*** Records ***

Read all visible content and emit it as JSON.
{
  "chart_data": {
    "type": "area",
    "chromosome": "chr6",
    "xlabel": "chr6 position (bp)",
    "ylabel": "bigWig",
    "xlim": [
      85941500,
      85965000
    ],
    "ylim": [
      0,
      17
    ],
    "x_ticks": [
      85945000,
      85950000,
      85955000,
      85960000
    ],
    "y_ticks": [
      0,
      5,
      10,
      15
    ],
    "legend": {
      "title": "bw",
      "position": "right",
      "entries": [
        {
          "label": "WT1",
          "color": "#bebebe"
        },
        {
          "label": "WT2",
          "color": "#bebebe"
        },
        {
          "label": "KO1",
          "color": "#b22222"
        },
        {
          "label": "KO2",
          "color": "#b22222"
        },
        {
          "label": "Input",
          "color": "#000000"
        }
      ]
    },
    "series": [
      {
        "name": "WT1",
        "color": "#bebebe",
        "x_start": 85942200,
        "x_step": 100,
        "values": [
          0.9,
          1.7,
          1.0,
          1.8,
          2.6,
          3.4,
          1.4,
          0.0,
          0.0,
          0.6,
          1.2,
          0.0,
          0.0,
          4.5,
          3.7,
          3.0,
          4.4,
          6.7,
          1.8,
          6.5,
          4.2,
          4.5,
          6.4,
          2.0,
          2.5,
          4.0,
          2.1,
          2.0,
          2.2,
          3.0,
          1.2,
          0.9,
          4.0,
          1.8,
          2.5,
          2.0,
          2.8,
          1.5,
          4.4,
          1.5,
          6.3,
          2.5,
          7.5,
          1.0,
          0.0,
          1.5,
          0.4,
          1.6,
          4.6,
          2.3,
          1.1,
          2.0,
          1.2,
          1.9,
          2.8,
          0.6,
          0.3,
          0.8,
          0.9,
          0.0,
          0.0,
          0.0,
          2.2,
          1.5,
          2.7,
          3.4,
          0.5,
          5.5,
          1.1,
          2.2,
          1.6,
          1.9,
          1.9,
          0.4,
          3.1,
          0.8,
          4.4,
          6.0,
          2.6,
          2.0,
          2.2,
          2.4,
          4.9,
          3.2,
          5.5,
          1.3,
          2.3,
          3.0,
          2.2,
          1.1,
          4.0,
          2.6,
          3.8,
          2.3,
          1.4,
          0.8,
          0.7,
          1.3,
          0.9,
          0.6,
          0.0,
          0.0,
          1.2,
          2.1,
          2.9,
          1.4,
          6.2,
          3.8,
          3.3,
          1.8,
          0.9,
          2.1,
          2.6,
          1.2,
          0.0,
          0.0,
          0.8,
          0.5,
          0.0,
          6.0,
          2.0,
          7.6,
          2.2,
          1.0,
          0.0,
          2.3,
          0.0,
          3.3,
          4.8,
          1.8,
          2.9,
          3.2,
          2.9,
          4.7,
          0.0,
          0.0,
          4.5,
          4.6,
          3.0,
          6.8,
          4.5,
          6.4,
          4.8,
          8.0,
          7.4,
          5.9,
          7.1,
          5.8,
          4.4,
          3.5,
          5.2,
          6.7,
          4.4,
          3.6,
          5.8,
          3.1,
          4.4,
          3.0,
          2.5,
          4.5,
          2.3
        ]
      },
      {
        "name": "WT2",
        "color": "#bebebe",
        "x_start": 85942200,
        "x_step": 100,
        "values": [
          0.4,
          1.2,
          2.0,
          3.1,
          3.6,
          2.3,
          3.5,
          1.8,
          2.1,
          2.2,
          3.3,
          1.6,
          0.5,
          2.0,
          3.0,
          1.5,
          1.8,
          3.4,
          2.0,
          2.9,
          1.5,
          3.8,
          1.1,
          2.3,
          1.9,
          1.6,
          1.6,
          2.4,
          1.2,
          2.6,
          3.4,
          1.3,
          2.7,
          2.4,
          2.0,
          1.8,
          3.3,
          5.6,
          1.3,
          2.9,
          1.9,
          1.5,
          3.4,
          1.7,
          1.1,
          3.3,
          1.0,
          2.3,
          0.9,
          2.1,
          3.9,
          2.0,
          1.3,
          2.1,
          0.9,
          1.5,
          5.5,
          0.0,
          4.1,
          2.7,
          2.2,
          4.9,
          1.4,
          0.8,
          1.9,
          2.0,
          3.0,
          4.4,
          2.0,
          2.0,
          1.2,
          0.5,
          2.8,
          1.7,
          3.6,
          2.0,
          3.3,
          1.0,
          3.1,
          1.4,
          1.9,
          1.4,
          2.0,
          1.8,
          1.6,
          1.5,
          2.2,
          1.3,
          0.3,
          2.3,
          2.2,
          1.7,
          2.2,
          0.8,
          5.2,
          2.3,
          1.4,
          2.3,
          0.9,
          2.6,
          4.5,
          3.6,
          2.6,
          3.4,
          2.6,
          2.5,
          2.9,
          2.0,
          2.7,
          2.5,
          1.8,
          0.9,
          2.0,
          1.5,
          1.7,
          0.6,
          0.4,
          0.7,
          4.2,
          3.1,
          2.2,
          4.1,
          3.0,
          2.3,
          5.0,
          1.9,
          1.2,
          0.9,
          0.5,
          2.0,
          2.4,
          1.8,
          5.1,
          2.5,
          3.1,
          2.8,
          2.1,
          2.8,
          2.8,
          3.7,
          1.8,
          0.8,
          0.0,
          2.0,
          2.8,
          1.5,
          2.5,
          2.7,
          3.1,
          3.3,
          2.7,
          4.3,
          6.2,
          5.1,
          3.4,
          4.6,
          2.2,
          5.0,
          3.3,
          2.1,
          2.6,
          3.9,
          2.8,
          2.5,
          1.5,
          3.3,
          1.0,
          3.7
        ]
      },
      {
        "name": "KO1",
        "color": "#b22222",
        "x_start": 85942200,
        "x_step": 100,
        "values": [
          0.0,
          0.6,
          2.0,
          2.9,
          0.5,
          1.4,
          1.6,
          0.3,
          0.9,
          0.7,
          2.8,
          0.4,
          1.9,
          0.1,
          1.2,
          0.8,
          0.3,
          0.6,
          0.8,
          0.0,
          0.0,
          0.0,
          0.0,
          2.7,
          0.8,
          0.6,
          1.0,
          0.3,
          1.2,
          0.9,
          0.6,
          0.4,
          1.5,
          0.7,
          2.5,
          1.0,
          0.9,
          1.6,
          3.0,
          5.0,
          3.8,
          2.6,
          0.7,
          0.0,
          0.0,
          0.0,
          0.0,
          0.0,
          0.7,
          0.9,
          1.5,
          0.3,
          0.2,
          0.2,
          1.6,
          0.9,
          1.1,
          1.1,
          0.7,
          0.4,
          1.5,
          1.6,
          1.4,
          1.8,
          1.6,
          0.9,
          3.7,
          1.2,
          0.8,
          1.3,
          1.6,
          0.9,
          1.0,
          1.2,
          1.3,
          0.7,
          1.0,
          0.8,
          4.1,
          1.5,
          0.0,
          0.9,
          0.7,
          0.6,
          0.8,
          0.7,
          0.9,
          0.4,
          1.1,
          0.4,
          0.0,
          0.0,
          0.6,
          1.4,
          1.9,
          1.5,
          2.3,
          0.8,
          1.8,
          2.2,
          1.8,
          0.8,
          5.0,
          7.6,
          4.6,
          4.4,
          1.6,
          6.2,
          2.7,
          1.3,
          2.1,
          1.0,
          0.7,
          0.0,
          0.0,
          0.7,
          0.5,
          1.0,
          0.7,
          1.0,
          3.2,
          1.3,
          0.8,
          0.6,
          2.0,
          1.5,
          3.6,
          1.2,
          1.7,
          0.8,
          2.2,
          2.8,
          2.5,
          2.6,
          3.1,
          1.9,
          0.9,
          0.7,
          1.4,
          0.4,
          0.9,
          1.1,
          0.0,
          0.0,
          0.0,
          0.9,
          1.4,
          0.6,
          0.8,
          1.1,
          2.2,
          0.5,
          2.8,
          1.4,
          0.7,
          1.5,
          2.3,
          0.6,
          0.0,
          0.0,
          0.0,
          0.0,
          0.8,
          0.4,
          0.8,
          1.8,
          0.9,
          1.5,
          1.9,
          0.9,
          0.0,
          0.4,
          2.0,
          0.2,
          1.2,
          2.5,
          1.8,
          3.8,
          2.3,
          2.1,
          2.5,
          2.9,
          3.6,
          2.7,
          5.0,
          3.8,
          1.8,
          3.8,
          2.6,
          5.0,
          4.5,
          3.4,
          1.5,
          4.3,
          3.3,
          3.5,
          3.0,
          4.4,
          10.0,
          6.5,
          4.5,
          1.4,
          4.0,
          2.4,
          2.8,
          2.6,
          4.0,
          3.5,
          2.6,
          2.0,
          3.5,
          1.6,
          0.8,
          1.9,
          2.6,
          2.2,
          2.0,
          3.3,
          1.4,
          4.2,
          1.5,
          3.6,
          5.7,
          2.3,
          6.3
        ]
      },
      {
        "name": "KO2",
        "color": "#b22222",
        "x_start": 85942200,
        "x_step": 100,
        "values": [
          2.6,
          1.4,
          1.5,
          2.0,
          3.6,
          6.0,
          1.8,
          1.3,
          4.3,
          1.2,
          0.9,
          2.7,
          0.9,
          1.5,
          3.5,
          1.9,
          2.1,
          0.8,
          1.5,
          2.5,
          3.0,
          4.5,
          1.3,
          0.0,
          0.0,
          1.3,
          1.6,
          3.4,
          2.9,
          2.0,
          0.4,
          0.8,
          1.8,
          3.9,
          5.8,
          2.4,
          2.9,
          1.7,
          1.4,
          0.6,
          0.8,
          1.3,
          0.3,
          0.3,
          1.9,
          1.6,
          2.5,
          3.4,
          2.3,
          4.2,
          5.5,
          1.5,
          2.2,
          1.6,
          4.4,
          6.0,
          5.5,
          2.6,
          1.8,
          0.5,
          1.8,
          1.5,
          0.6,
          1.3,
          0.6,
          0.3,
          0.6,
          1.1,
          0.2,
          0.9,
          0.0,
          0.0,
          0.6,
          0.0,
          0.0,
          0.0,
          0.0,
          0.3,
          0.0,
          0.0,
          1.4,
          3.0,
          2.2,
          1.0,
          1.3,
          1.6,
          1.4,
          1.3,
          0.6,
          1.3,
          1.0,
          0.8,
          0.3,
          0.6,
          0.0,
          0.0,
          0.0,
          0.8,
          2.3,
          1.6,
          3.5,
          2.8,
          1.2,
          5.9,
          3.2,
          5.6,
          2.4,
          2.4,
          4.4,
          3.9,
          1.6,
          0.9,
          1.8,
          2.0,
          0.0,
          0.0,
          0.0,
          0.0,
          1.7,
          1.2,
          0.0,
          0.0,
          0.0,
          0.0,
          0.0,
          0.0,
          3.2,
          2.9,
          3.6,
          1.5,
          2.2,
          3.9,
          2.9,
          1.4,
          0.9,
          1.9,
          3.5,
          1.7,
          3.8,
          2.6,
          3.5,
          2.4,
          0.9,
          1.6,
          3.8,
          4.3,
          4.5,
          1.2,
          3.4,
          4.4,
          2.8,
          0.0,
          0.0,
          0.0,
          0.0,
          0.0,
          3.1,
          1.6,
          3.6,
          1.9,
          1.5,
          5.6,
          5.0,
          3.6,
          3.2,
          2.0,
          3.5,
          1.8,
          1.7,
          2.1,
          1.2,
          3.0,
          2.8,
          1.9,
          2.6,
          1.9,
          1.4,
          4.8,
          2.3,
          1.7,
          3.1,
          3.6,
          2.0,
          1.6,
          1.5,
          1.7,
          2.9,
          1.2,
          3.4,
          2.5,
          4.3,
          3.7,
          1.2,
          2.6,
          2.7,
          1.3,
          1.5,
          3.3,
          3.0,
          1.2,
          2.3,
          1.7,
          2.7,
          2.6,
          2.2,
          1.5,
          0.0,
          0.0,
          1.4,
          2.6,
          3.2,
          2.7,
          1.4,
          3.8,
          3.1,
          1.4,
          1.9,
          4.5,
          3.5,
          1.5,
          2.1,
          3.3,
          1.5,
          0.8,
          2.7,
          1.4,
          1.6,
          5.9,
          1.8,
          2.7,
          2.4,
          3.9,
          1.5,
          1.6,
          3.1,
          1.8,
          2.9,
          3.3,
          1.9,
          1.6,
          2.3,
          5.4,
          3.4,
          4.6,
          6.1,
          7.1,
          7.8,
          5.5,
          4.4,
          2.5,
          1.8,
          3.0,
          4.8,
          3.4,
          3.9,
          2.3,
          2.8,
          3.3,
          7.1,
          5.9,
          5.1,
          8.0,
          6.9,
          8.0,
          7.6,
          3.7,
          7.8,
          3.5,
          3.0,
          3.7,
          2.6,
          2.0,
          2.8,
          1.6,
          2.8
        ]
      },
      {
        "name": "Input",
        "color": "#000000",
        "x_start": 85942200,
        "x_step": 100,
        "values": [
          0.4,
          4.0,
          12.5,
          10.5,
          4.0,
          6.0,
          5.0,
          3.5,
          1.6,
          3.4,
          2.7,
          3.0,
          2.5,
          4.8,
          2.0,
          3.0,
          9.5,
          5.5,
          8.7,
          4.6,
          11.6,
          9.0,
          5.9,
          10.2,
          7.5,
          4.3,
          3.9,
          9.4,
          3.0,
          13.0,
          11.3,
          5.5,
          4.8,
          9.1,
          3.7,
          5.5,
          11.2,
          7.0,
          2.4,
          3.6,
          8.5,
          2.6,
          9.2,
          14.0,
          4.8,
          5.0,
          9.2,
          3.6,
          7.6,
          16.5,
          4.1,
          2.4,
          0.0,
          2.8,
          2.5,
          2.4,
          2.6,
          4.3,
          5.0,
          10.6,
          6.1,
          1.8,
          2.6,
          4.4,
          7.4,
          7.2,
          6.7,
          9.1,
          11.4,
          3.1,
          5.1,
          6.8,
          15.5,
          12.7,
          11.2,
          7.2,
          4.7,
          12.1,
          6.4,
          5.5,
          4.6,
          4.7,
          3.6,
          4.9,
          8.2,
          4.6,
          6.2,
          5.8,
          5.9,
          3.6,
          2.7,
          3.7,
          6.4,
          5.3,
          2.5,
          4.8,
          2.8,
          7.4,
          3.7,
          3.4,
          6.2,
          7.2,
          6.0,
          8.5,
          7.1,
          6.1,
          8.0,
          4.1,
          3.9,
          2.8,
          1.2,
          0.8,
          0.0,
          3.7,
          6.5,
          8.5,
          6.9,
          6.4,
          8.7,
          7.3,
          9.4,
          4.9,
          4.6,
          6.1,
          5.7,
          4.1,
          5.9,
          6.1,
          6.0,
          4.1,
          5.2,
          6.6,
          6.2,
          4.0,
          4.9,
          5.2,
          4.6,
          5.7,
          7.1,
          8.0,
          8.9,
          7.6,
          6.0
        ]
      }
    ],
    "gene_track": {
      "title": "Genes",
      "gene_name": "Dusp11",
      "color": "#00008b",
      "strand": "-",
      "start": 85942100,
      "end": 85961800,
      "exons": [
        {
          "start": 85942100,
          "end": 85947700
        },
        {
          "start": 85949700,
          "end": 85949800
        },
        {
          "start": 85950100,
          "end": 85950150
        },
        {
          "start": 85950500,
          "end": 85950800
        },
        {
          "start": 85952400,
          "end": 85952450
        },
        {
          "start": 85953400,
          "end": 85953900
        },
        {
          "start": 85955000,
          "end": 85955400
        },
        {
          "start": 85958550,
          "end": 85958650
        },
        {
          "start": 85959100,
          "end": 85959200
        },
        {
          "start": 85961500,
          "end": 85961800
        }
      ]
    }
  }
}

*** End of Records ***

[Work required]
Scan the entries above for the string "position", and copy every line where it turns up.

[Output]
    "xlabel": "chr6 position (bp)",
      "position": "right",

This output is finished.